Data supplied:
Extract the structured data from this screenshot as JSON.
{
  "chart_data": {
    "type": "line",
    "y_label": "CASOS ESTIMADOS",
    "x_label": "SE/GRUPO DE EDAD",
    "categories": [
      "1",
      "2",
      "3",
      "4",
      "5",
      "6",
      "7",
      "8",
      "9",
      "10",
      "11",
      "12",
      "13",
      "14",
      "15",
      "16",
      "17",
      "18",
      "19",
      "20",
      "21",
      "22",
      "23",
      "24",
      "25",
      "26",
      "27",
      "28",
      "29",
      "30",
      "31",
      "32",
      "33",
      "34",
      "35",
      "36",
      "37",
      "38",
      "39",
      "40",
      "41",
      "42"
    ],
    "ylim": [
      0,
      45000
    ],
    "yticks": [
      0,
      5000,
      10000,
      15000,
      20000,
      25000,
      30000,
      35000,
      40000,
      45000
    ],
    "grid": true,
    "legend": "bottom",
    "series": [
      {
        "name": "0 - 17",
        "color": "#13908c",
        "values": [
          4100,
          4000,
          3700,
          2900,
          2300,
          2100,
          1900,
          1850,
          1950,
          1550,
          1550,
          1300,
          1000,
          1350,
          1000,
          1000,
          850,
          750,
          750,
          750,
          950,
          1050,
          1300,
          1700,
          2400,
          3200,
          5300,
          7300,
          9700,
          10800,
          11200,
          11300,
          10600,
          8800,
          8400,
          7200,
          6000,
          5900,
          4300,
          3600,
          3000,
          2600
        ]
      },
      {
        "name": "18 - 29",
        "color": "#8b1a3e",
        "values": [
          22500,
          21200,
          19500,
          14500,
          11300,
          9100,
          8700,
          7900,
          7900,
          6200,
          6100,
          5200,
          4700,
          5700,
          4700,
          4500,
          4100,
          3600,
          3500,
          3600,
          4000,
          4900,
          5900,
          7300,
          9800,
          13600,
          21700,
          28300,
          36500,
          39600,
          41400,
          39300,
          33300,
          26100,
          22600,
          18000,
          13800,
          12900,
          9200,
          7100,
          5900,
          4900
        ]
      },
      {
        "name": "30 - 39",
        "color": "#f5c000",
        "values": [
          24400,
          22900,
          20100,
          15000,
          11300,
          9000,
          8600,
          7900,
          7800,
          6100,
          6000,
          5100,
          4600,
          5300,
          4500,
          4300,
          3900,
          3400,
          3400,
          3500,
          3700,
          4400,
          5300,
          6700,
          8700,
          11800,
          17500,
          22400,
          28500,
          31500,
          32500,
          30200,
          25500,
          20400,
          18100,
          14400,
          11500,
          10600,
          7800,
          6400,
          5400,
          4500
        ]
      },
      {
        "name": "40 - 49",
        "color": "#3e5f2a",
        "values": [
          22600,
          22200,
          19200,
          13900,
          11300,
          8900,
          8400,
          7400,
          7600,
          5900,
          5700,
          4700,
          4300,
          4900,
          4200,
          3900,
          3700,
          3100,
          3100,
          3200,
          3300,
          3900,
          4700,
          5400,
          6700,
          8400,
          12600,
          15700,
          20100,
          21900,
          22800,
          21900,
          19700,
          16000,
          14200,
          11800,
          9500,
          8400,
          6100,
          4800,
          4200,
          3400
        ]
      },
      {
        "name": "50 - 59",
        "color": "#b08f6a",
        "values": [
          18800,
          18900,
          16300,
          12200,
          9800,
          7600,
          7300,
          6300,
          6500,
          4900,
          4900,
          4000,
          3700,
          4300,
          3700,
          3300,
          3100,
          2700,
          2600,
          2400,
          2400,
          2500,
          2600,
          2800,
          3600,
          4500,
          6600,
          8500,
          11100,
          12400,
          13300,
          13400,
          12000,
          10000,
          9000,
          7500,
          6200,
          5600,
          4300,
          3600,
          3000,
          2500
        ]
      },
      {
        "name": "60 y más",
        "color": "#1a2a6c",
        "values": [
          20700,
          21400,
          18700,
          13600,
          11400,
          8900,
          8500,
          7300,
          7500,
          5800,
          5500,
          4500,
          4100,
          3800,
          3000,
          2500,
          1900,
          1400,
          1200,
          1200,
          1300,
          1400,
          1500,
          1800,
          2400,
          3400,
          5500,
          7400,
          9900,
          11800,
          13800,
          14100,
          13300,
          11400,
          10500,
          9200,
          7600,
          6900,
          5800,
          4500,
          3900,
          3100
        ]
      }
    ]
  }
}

To be done: Write out each line of the data above again, exactly as given.

Answer for this exercise:
Extract the structured data from this screenshot as JSON.
{
  "chart_data": {
    "type": "line",
    "y_label": "CASOS ESTIMADOS",
    "x_label": "SE/GRUPO DE EDAD",
    "categories": [
      "1",
      "2",
      "3",
      "4",
      "5",
      "6",
      "7",
      "8",
      "9",
      "10",
      "11",
      "12",
      "13",
      "14",
      "15",
      "16",
      "17",
      "18",
      "19",
      "20",
      "21",
      "22",
      "23",
      "24",
      "25",
      "26",
      "27",
      "28",
      "29",
      "30",
      "31",
      "32",
      "33",
      "34",
      "35",
      "36",
      "37",
      "38",
      "39",
      "40",
      "41",
      "42"
    ],
    "ylim": [
      0,
      45000
    ],
    "yticks": [
      0,
      5000,
      10000,
      15000,
      20000,
      25000,
      30000,
      35000,
      40000,
      45000
    ],
    "grid": true,
    "legend": "bottom",
    "series": [
      {
        "name": "0 - 17",
        "color": "#13908c",
        "values": [
          4100,
          4000,
          3700,
          2900,
          2300,
          2100,
          1900,
          1850,
          1950,
          1550,
          1550,
          1300,
          1000,
          1350,
          1000,
          1000,
          850,
          750,
          750,
          750,
          950,
          1050,
          1300,
          1700,
          2400,
          3200,
          5300,
          7300,
          9700,
          10800,
          11200,
          11300,
          10600,
          8800,
          8400,
          7200,
          6000,
          5900,
          4300,
          3600,
          3000,
          2600
        ]
      },
      {
        "name": "18 - 29",
        "color": "#8b1a3e",
        "values": [
          22500,
          21200,
          19500,
          14500,
          11300,
          9100,
          8700,
          7900,
          7900,
          6200,
          6100,
          5200,
          4700,
          5700,
          4700,
          4500,
          4100,
          3600,
          3500,
          3600,
          4000,
          4900,
          5900,
          7300,
          9800,
          13600,
          21700,
          28300,
          36500,
          39600,
          41400,
          39300,
          33300,
          26100,
          22600,
          18000,
          13800,
          12900,
          9200,
          7100,
          5900,
          4900
        ]
      },
      {
        "name": "30 - 39",
        "color": "#f5c000",
        "values": [
          24400,
          22900,
          20100,
          15000,
          11300,
          9000,
          8600,
          7900,
          7800,
          6100,
          6000,
          5100,
          4600,
          5300,
          4500,
          4300,
          3900,
          3400,
          3400,
          3500,
          3700,
          4400,
          5300,
          6700,
          8700,
          11800,
          17500,
          22400,
          28500,
          31500,
          32500,
          30200,
          25500,
          20400,
          18100,
          14400,
          11500,
          10600,
          7800,
          6400,
          5400,
          4500
        ]
      },
      {
        "name": "40 - 49",
        "color": "#3e5f2a",
        "values": [
          22600,
          22200,
          19200,
          13900,
          11300,
          8900,
          8400,
          7400,
          7600,
          5900,
          5700,
          4700,
          4300,
          4900,
          4200,
          3900,
          3700,
          3100,
          3100,
          3200,
          3300,
          3900,
          4700,
          5400,
          6700,
          8400,
          12600,
          15700,
          20100,
          21900,
          22800,
          21900,
          19700,
          16000,
          14200,
          11800,
          9500,
          8400,
          6100,
          4800,
          4200,
          3400
        ]
      },
      {
        "name": "50 - 59",
        "color": "#b08f6a",
        "values": [
          18800,
          18900,
          16300,
          12200,
          9800,
          7600,
          7300,
          6300,
          6500,
          4900,
          4900,
          4000,
          3700,
          4300,
          3700,
          3300,
          3100,
          2700,
          2600,
          2400,
          2400,
          2500,
          2600,
          2800,
          3600,
          4500,
          6600,
          8500,
          11100,
          12400,
          13300,
          13400,
          12000,
          10000,
          9000,
          7500,
          6200,
          5600,
          4300,
          3600,
          3000,
          2500
        ]
      },
      {
        "name": "60 y más",
        "color": "#1a2a6c",
        "values": [
          20700,
          21400,
          18700,
          13600,
          11400,
          8900,
          8500,
          7300,
          7500,
          5800,
          5500,
          4500,
          4100,
          3800,
          3000,
          2500,
          1900,
          1400,
          1200,
          1200,
          1300,
          1400,
          1500,
          1800,
          2400,
          3400,
          5500,
          7400,
          9900,
          11800,
          13800,
          14100,
          13300,
          11400,
          10500,
          9200,
          7600,
          6900,
          5800,
          4500,
          3900,
          3100
        ]
      }
    ]
  }
}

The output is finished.